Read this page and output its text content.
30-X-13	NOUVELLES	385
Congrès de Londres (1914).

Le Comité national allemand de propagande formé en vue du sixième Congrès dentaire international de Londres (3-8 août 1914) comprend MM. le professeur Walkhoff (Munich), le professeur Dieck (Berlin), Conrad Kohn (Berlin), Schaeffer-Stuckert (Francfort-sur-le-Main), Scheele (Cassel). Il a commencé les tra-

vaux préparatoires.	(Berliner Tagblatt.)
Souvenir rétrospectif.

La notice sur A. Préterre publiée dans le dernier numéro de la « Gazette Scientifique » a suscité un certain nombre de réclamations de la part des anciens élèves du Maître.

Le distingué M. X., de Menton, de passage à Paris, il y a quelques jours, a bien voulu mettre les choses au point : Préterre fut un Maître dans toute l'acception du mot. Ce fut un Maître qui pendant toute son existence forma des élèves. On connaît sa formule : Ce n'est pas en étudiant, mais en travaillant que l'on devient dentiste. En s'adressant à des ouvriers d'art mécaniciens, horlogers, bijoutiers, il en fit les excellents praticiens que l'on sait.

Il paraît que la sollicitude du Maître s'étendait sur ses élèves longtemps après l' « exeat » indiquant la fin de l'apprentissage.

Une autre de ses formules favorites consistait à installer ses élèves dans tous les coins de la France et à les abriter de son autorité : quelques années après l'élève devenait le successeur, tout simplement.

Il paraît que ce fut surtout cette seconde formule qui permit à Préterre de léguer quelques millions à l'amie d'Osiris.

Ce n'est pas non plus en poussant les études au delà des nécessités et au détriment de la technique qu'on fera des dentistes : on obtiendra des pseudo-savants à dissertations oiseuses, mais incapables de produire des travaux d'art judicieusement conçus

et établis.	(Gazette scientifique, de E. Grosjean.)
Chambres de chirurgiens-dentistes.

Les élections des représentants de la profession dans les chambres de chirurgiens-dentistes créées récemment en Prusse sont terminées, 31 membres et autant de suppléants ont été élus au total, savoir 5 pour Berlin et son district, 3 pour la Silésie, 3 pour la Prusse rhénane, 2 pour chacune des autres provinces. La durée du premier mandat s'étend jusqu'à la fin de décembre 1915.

OBJECTIVE>
Each line of the material should be duplicated exactly, please.

RESPONSE BELOW>
Read this page and output its text content.
30-X-13	NOUVELLES	385
Congrès de Londres (1914).

Le Comité national allemand de propagande formé en vue du sixième Congrès dentaire international de Londres (3-8 août 1914) comprend MM. le professeur Walkhoff (Munich), le professeur Dieck (Berlin), Conrad Kohn (Berlin), Schaeffer-Stuckert (Francfort-sur-le-Main), Scheele (Cassel). Il a commencé les tra-

vaux préparatoires.	(Berliner Tagblatt.)
Souvenir rétrospectif.

La notice sur A. Préterre publiée dans le dernier numéro de la « Gazette Scientifique » a suscité un certain nombre de réclamations de la part des anciens élèves du Maître.

Le distingué M. X., de Menton, de passage à Paris, il y a quelques jours, a bien voulu mettre les choses au point : Préterre fut un Maître dans toute l'acception du mot. Ce fut un Maître qui pendant toute son existence forma des élèves. On connaît sa formule : Ce n'est pas en étudiant, mais en travaillant que l'on devient dentiste. En s'adressant à des ouvriers d'art mécaniciens, horlogers, bijoutiers, il en fit les excellents praticiens que l'on sait.

Il paraît que la sollicitude du Maître s'étendait sur ses élèves longtemps après l' « exeat » indiquant la fin de l'apprentissage.

Une autre de ses formules favorites consistait à installer ses élèves dans tous les coins de la France et à les abriter de son autorité : quelques années après l'élève devenait le successeur, tout simplement.

Il paraît que ce fut surtout cette seconde formule qui permit à Préterre de léguer quelques millions à l'amie d'Osiris.

Ce n'est pas non plus en poussant les études au delà des nécessités et au détriment de la technique qu'on fera des dentistes : on obtiendra des pseudo-savants à dissertations oiseuses, mais incapables de produire des travaux d'art judicieusement conçus

et établis.	(Gazette scientifique, de E. Grosjean.)
Chambres de chirurgiens-dentistes.

Les élections des représentants de la profession dans les chambres de chirurgiens-dentistes créées récemment en Prusse sont terminées, 31 membres et autant de suppléants ont été élus au total, savoir 5 pour Berlin et son district, 3 pour la Silésie, 3 pour la Prusse rhénane, 2 pour chacune des autres provinces. La durée du premier mandat s'étend jusqu'à la fin de décembre 1915.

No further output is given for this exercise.